[TO DO]:
Go through the entries below and copy each line that holds the word "JSON".

[RECORD EXCERPTS]:
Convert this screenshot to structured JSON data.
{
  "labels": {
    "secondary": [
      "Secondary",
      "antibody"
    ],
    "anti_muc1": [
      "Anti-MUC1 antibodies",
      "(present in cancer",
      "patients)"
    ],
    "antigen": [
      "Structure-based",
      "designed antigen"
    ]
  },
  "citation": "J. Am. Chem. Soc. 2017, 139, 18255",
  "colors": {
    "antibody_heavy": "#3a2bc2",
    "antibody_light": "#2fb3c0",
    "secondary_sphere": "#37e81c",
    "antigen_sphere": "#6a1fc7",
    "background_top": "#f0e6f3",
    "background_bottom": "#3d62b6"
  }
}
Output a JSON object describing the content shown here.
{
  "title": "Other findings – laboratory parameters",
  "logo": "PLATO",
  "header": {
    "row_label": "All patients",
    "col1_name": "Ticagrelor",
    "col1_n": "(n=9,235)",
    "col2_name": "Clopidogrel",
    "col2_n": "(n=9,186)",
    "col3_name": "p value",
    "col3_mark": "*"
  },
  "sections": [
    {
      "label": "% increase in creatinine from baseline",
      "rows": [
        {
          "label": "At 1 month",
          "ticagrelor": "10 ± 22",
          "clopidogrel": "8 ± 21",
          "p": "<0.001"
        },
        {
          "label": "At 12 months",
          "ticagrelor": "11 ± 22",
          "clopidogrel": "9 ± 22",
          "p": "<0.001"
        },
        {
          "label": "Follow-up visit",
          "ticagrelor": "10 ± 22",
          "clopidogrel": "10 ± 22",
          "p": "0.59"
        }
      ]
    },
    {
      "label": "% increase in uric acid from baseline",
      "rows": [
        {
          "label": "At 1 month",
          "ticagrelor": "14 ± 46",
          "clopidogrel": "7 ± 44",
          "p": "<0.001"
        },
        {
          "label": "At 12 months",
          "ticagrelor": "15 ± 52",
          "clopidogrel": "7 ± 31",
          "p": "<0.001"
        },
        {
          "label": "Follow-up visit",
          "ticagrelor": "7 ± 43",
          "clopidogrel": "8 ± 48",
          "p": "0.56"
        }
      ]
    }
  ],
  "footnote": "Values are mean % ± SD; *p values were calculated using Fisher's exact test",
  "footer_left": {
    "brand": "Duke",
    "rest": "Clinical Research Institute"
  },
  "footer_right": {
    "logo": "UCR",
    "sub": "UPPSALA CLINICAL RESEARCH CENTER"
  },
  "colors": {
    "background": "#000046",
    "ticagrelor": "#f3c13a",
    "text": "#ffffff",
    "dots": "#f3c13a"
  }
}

[EXERCISE ANSWER]:
Convert this screenshot to structured JSON data.
Output a JSON object describing the content shown here.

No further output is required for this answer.